──────── Text for analysis
Cindy Song (Hyun Jong Song) was born and raised in South Korea. She moved to Springfield, Virginia when she was 15 years of age to live with her aunt and uncle, where she graduated from high school and planned to attend Pennsylvania State University.


At 21 years of age in 2001, Cindy was a senior at Penn State majoring in art and just shy of graduating in a few months. She lived in an off-campus apartment in State College where she also worked two part-time restaurant jobs.


Disappearance


It was Halloween night in 2001 when Cindy attended a costume party at Player's Nite Club with two of her friends, Stacy Paik and Lisa Kim. Cindy was wearing a bunny costume with bunny ears, a pink t-shirt with bunny logo, a white tennis skirt with tail, sheer stockings, brown suede knee-high boots and a red hooded parka.


A friend of Cindy's remarked, “She had bunny ears and a tail that she had bought. It was a very cute outfit. It wasn't a sexy outfit. It was a very cute outfit. That was her thing, she was very cute. She liked to look cute.”


Cindy disappeared still wearing her bunny costume.


Cindy and her two friends partied until the early morning hours of November 1, and after the club closed at 2 a.m., they took their party at a friend's apartment where they played video games for a few hours. Cindy's friend Stacy dropped her off at her apartment about 4 a.m. Just long enough to make sure Cindy arrived at her apartment safely. It was the last time Cindy was seen alive.


Search


When Cindy's roommate arrived back from visiting family in Philadelphia later that day, the apartment was locked and nothing was amiss, except that Cindy wasn't there.


When Cindy's friends began to worry that they haven't heard from her, she was reported missing on November 4, 2001, three days after the last contact with Cindy.


Investigators searched Cindy's apartment two days later.


Speculation leads that Cindy did enter her apartment, but left shortly after, it is assumed that she left voluntarily since the door was locked after Cindy left. Fake eyelashes that Cindy was wearing that night were still on the bathroom counter as were her backpack and phone and two Britney Spears concert tickets. But Cindy's purse containing her driver's license, keys and credit cards were missing.


Investigators speculate that Cindy may have walked to a 24-hour convenience store not far from her apartment and was more than likely coming right back home.


According to investigators, there were no calls made from her phone after being dropped off and there were no alarming emails as well as no activity on her credit cards.


Cindy's diary leads investigators to believe drugs may have been involved as Cindy writes about experimenting with ecstasy and marijuana, but friends claim they were just normal college experiences.


Possible speculation is Cindy's mental state due to a rough break up with her boyfriend she was living with, with family thinking she may have taken her own life because of the ordeal. Friends disagree claiming she was in therapy and taking medication.


Friends say Cindy was not the type to take off without letting anyone know where she was.
────────────────
──────── Entries shown
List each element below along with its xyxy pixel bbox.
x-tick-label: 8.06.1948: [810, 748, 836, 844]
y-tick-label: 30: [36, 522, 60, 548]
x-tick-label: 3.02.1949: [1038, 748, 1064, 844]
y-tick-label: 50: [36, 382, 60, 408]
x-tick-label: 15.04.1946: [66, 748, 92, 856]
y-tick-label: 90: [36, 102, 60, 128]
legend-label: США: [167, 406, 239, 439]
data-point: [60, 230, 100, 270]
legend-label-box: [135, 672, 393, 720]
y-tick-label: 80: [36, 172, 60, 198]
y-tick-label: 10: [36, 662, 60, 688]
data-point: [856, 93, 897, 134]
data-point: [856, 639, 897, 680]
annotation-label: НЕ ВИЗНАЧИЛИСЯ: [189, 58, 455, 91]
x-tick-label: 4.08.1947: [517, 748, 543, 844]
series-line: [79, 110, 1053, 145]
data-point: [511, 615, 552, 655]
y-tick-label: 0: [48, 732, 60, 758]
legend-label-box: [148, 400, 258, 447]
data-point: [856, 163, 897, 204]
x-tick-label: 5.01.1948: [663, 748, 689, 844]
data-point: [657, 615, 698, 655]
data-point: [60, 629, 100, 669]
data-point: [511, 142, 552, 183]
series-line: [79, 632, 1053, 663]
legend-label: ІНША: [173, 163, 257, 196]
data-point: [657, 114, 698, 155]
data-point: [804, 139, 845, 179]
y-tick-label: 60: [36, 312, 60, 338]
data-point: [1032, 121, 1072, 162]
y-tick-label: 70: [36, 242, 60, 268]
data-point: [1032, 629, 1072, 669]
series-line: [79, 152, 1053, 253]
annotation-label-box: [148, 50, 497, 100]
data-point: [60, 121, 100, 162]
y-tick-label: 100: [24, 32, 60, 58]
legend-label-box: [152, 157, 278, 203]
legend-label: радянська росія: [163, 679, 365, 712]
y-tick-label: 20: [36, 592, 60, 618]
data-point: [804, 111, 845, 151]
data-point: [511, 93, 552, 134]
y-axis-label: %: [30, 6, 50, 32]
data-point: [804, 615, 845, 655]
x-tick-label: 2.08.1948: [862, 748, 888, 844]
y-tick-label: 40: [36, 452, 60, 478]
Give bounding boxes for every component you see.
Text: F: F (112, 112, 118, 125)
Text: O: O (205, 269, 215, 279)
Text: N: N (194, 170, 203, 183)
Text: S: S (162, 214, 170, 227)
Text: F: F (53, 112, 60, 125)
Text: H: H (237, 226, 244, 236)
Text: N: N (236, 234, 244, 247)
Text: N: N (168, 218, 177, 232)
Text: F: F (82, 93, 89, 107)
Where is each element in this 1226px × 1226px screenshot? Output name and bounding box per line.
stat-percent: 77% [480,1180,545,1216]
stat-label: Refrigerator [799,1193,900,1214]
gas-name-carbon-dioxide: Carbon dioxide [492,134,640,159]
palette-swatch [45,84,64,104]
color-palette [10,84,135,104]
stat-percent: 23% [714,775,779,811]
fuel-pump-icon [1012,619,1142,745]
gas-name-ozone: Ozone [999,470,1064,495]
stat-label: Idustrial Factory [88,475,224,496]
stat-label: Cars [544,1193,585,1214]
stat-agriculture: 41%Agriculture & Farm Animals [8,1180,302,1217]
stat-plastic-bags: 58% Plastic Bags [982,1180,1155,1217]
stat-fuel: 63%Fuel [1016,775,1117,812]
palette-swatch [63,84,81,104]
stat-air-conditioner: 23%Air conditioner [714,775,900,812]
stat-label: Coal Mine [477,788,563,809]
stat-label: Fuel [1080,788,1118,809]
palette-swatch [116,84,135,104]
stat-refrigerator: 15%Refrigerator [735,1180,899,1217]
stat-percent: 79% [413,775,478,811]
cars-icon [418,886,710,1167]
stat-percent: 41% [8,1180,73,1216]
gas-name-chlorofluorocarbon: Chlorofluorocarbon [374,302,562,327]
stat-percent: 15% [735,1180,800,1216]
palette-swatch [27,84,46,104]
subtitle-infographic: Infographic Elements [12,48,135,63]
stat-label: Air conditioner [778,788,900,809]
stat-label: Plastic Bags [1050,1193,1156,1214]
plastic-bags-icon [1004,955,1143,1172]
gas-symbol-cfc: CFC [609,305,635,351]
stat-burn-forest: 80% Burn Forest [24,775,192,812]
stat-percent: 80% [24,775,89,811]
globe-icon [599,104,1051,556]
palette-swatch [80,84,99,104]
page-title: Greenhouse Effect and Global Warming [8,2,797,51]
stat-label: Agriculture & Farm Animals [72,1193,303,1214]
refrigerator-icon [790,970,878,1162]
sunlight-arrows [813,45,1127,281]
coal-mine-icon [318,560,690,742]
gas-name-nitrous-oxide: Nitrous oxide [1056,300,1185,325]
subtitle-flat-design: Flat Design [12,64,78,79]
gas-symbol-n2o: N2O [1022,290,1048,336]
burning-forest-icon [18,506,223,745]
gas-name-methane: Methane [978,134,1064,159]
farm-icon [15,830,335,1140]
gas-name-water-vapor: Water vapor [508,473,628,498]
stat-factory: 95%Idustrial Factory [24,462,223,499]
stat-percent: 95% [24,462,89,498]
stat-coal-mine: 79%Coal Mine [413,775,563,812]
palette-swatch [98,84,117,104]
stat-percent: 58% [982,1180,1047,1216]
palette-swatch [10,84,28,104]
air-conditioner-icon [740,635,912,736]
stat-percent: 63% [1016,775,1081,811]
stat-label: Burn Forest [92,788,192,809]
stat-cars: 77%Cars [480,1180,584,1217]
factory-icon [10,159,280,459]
────────────────
Required action A> From the account of Cindy Song's disappearance, list every item of clothing or accessory she was wearing on Halloween night.
Required action B> According to the account of Cindy Song's disappearance, on what date was she reported missing?
Required action C> Carry on the account of Cindy Song's disappearance, beginning after its final sentence.
The material has no role in this work.

Response area A>
- Bunny ears
- Pink t-shirt with a bunny logo
- White tennis skirt with a tail
- Sheer stockings
- Brown suede knee-high boots
- Red hooded parka

Response area B> November 4, 2001.

Response area C>
Sightings


There was a sighting of Cindy over 200 miles away in Chinatown a few days after she was reported missing. A woman called in a tip that matched Cindy's description in a vehicle she was passing by. The woman seemed to be crying and yelling for help, then a man suddenly appeared and said to “get lost.”


While a sketch of the man with the woman crying for help in Chinatown is wanted for questioning, investigators were skeptical as the witness has changed her story several time. But it is the only lead.


In June 2003, a man facing a felony burglary charge, Paul Weakley, decided to tell the shocking story to investigators.


Paul Weakly: Murderer and Informant


Paul, a career criminal, claimed to police that Hugo Selenski and Michael Kerkowski abducted a woman they believed to be a prostitute from State College while walking and took her to Hugo's house in Hunlock Creek and kept her in a walk-in safe, assaulting her and “having their way” with her, before leaving her to die when they were done.


The woman is described as matching Cindy's description.


Hugo Selenski: Suspected Serial Killer


Michael Kerkowski, a wanted fugitive since May 2002, after convicted of several felonies for running an illegal drug ring out of his pharmacy. He went missing with his girlfriend, Tammy Fasset, while waiting sentencing. Paul claims Hugo killed Michael, when Michael kept Cindy's bunny ears as a trophy, an act Hugo didn't like.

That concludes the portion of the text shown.